* [Required work]: Copy every entry word for word. Skip the pictures.

== == ==

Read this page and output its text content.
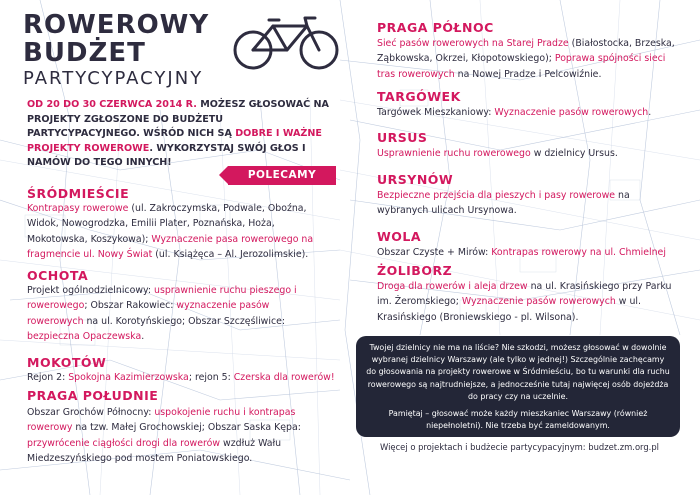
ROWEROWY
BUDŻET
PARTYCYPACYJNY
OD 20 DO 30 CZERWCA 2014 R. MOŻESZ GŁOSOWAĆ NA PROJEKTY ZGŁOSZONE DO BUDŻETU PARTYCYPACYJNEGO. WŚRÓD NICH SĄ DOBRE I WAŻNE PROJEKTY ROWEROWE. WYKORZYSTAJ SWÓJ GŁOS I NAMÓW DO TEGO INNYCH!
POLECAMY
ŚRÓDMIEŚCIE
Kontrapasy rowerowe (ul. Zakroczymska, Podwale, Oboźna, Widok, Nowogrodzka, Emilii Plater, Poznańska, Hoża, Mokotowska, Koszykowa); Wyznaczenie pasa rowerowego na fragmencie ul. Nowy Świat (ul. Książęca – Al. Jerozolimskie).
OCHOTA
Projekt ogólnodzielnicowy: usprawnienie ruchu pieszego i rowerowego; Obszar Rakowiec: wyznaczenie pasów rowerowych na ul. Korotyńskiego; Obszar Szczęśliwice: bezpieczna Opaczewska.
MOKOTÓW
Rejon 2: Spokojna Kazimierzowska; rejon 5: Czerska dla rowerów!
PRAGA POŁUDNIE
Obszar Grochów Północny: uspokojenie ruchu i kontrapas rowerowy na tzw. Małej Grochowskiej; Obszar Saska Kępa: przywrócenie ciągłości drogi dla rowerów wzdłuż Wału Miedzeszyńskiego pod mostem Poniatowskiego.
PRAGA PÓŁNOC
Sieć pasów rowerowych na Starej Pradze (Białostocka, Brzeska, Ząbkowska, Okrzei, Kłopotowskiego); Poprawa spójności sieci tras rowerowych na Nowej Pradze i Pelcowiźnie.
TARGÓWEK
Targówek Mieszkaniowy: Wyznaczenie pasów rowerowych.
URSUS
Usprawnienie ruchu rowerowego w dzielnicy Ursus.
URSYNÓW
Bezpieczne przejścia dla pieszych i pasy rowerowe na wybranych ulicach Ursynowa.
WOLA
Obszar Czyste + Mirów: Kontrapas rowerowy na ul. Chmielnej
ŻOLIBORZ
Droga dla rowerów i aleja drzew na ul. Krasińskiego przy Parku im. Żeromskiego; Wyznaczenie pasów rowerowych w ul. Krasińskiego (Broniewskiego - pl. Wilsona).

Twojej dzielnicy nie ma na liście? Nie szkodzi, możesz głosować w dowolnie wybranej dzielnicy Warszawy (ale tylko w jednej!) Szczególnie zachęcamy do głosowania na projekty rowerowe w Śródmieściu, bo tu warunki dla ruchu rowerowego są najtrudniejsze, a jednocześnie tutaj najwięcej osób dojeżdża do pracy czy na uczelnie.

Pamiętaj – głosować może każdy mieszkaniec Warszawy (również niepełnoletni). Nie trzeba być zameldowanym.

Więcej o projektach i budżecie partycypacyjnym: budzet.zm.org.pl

== == ==

* [Finished answer]:
Read this page and output its text content.
ROWEROWY
BUDŻET
PARTYCYPACYJNY
OD 20 DO 30 CZERWCA 2014 R. MOŻESZ GŁOSOWAĆ NA PROJEKTY ZGŁOSZONE DO BUDŻETU PARTYCYPACYJNEGO. WŚRÓD NICH SĄ DOBRE I WAŻNE PROJEKTY ROWEROWE. WYKORZYSTAJ SWÓJ GŁOS I NAMÓW DO TEGO INNYCH!
POLECAMY
ŚRÓDMIEŚCIE
Kontrapasy rowerowe (ul. Zakroczymska, Podwale, Oboźna, Widok, Nowogrodzka, Emilii Plater, Poznańska, Hoża, Mokotowska, Koszykowa); Wyznaczenie pasa rowerowego na fragmencie ul. Nowy Świat (ul. Książęca – Al. Jerozolimskie).
OCHOTA
Projekt ogólnodzielnicowy: usprawnienie ruchu pieszego i rowerowego; Obszar Rakowiec: wyznaczenie pasów rowerowych na ul. Korotyńskiego; Obszar Szczęśliwice: bezpieczna Opaczewska.
MOKOTÓW
Rejon 2: Spokojna Kazimierzowska; rejon 5: Czerska dla rowerów!
PRAGA POŁUDNIE
Obszar Grochów Północny: uspokojenie ruchu i kontrapas rowerowy na tzw. Małej Grochowskiej; Obszar Saska Kępa: przywrócenie ciągłości drogi dla rowerów wzdłuż Wału Miedzeszyńskiego pod mostem Poniatowskiego.
PRAGA PÓŁNOC
Sieć pasów rowerowych na Starej Pradze (Białostocka, Brzeska, Ząbkowska, Okrzei, Kłopotowskiego); Poprawa spójności sieci tras rowerowych na Nowej Pradze i Pelcowiźnie.
TARGÓWEK
Targówek Mieszkaniowy: Wyznaczenie pasów rowerowych.
URSUS
Usprawnienie ruchu rowerowego w dzielnicy Ursus.
URSYNÓW
Bezpieczne przejścia dla pieszych i pasy rowerowe na wybranych ulicach Ursynowa.
WOLA
Obszar Czyste + Mirów: Kontrapas rowerowy na ul. Chmielnej
ŻOLIBORZ
Droga dla rowerów i aleja drzew na ul. Krasińskiego przy Parku im. Żeromskiego; Wyznaczenie pasów rowerowych w ul. Krasińskiego (Broniewskiego - pl. Wilsona).

Twojej dzielnicy nie ma na liście? Nie szkodzi, możesz głosować w dowolnie wybranej dzielnicy Warszawy (ale tylko w jednej!) Szczególnie zachęcamy do głosowania na projekty rowerowe w Śródmieściu, bo tu warunki dla ruchu rowerowego są najtrudniejsze, a jednocześnie tutaj najwięcej osób dojeżdża do pracy czy na uczelnie.

Pamiętaj – głosować może każdy mieszkaniec Warszawy (również niepełnoletni). Nie trzeba być zameldowanym.

Więcej o projektach i budżecie partycypacyjnym: budzet.zm.org.pl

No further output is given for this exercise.